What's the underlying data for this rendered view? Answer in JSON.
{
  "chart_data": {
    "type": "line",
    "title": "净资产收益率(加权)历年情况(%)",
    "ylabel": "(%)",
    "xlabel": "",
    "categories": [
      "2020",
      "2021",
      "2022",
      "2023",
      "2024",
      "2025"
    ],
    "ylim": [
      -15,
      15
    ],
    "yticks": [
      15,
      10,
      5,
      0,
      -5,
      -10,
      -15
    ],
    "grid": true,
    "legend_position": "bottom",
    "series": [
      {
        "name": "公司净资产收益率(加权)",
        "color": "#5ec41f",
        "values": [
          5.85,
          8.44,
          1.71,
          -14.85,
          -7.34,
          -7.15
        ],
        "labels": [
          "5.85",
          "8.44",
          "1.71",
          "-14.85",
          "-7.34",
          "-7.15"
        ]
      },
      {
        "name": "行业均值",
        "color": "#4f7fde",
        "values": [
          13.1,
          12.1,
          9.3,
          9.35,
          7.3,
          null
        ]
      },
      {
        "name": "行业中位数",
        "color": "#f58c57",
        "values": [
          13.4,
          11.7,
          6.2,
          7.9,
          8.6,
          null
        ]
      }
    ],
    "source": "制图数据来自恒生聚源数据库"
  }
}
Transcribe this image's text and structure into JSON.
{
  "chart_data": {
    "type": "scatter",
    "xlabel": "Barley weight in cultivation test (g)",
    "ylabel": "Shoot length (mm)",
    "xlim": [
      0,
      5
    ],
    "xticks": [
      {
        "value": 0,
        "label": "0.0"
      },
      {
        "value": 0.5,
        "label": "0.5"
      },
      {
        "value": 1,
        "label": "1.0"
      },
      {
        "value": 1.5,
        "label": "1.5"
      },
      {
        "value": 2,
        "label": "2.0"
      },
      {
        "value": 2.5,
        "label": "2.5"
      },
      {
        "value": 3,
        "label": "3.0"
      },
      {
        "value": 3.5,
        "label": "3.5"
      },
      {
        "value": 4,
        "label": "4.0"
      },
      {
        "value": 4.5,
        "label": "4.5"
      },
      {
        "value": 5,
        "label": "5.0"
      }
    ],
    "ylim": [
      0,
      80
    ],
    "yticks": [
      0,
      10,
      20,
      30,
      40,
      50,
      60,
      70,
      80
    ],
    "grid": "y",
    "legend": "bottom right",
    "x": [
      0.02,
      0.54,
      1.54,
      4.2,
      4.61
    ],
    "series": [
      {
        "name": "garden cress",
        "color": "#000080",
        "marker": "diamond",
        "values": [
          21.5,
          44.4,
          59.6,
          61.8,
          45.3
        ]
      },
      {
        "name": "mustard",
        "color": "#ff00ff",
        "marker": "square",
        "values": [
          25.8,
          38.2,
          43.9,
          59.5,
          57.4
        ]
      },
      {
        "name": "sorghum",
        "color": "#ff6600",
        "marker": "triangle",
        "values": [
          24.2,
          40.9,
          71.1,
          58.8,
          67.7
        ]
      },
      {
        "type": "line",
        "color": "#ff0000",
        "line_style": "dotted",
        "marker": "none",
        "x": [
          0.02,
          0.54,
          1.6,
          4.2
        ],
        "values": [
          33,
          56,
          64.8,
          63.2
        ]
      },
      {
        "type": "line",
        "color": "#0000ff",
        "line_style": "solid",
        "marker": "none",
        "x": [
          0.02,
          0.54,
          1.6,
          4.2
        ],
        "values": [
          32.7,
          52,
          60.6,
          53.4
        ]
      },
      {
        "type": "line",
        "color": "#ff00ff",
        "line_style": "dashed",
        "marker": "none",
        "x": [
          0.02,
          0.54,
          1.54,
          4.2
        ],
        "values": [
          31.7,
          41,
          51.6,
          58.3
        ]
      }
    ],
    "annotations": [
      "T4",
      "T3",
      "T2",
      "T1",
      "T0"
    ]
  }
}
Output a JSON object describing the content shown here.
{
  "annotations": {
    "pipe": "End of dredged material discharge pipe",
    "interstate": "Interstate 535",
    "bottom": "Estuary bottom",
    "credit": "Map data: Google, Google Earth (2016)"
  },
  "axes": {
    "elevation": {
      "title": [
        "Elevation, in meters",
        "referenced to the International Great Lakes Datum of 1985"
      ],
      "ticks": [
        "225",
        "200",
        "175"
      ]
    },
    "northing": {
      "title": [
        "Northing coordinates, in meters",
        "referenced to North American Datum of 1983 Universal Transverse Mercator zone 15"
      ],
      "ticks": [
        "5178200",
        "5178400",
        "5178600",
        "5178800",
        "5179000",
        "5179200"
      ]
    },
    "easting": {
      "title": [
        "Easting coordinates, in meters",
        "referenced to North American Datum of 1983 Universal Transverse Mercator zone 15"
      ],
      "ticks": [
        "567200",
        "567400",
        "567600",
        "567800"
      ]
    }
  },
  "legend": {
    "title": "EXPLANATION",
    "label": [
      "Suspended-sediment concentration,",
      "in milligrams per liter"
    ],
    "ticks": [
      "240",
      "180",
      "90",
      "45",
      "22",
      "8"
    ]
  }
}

Directions
Transcribe the material above word for word.

Final result
What's the underlying data for this rendered view? Answer in JSON.
{
  "chart_data": {
    "type": "line",
    "title": "净资产收益率(加权)历年情况(%)",
    "ylabel": "(%)",
    "xlabel": "",
    "categories": [
      "2020",
      "2021",
      "2022",
      "2023",
      "2024",
      "2025"
    ],
    "ylim": [
      -15,
      15
    ],
    "yticks": [
      15,
      10,
      5,
      0,
      -5,
      -10,
      -15
    ],
    "grid": true,
    "legend_position": "bottom",
    "series": [
      {
        "name": "公司净资产收益率(加权)",
        "color": "#5ec41f",
        "values": [
          5.85,
          8.44,
          1.71,
          -14.85,
          -7.34,
          -7.15
        ],
        "labels": [
          "5.85",
          "8.44",
          "1.71",
          "-14.85",
          "-7.34",
          "-7.15"
        ]
      },
      {
        "name": "行业均值",
        "color": "#4f7fde",
        "values": [
          13.1,
          12.1,
          9.3,
          9.35,
          7.3,
          null
        ]
      },
      {
        "name": "行业中位数",
        "color": "#f58c57",
        "values": [
          13.4,
          11.7,
          6.2,
          7.9,
          8.6,
          null
        ]
      }
    ],
    "source": "制图数据来自恒生聚源数据库"
  }
}
Transcribe this image's text and structure into JSON.
{
  "chart_data": {
    "type": "scatter",
    "xlabel": "Barley weight in cultivation test (g)",
    "ylabel": "Shoot length (mm)",
    "xlim": [
      0,
      5
    ],
    "xticks": [
      {
        "value": 0,
        "label": "0.0"
      },
      {
        "value": 0.5,
        "label": "0.5"
      },
      {
        "value": 1,
        "label": "1.0"
      },
      {
        "value": 1.5,
        "label": "1.5"
      },
      {
        "value": 2,
        "label": "2.0"
      },
      {
        "value": 2.5,
        "label": "2.5"
      },
      {
        "value": 3,
        "label": "3.0"
      },
      {
        "value": 3.5,
        "label": "3.5"
      },
      {
        "value": 4,
        "label": "4.0"
      },
      {
        "value": 4.5,
        "label": "4.5"
      },
      {
        "value": 5,
        "label": "5.0"
      }
    ],
    "ylim": [
      0,
      80
    ],
    "yticks": [
      0,
      10,
      20,
      30,
      40,
      50,
      60,
      70,
      80
    ],
    "grid": "y",
    "legend": "bottom right",
    "x": [
      0.02,
      0.54,
      1.54,
      4.2,
      4.61
    ],
    "series": [
      {
        "name": "garden cress",
        "color": "#000080",
        "marker": "diamond",
        "values": [
          21.5,
          44.4,
          59.6,
          61.8,
          45.3
        ]
      },
      {
        "name": "mustard",
        "color": "#ff00ff",
        "marker": "square",
        "values": [
          25.8,
          38.2,
          43.9,
          59.5,
          57.4
        ]
      },
      {
        "name": "sorghum",
        "color": "#ff6600",
        "marker": "triangle",
        "values": [
          24.2,
          40.9,
          71.1,
          58.8,
          67.7
        ]
      },
      {
        "type": "line",
        "color": "#ff0000",
        "line_style": "dotted",
        "marker": "none",
        "x": [
          0.02,
          0.54,
          1.6,
          4.2
        ],
        "values": [
          33,
          56,
          64.8,
          63.2
        ]
      },
      {
        "type": "line",
        "color": "#0000ff",
        "line_style": "solid",
        "marker": "none",
        "x": [
          0.02,
          0.54,
          1.6,
          4.2
        ],
        "values": [
          32.7,
          52,
          60.6,
          53.4
        ]
      },
      {
        "type": "line",
        "color": "#ff00ff",
        "line_style": "dashed",
        "marker": "none",
        "x": [
          0.02,
          0.54,
          1.54,
          4.2
        ],
        "values": [
          31.7,
          41,
          51.6,
          58.3
        ]
      }
    ],
    "annotations": [
      "T4",
      "T3",
      "T2",
      "T1",
      "T0"
    ]
  }
}
Output a JSON object describing the content shown here.
{
  "annotations": {
    "pipe": "End of dredged material discharge pipe",
    "interstate": "Interstate 535",
    "bottom": "Estuary bottom",
    "credit": "Map data: Google, Google Earth (2016)"
  },
  "axes": {
    "elevation": {
      "title": [
        "Elevation, in meters",
        "referenced to the International Great Lakes Datum of 1985"
      ],
      "ticks": [
        "225",
        "200",
        "175"
      ]
    },
    "northing": {
      "title": [
        "Northing coordinates, in meters",
        "referenced to North American Datum of 1983 Universal Transverse Mercator zone 15"
      ],
      "ticks": [
        "5178200",
        "5178400",
        "5178600",
        "5178800",
        "5179000",
        "5179200"
      ]
    },
    "easting": {
      "title": [
        "Easting coordinates, in meters",
        "referenced to North American Datum of 1983 Universal Transverse Mercator zone 15"
      ],
      "ticks": [
        "567200",
        "567400",
        "567600",
        "567800"
      ]
    }
  },
  "legend": {
    "title": "EXPLANATION",
    "label": [
      "Suspended-sediment concentration,",
      "in milligrams per liter"
    ],
    "ticks": [
      "240",
      "180",
      "90",
      "45",
      "22",
      "8"
    ]
  }
}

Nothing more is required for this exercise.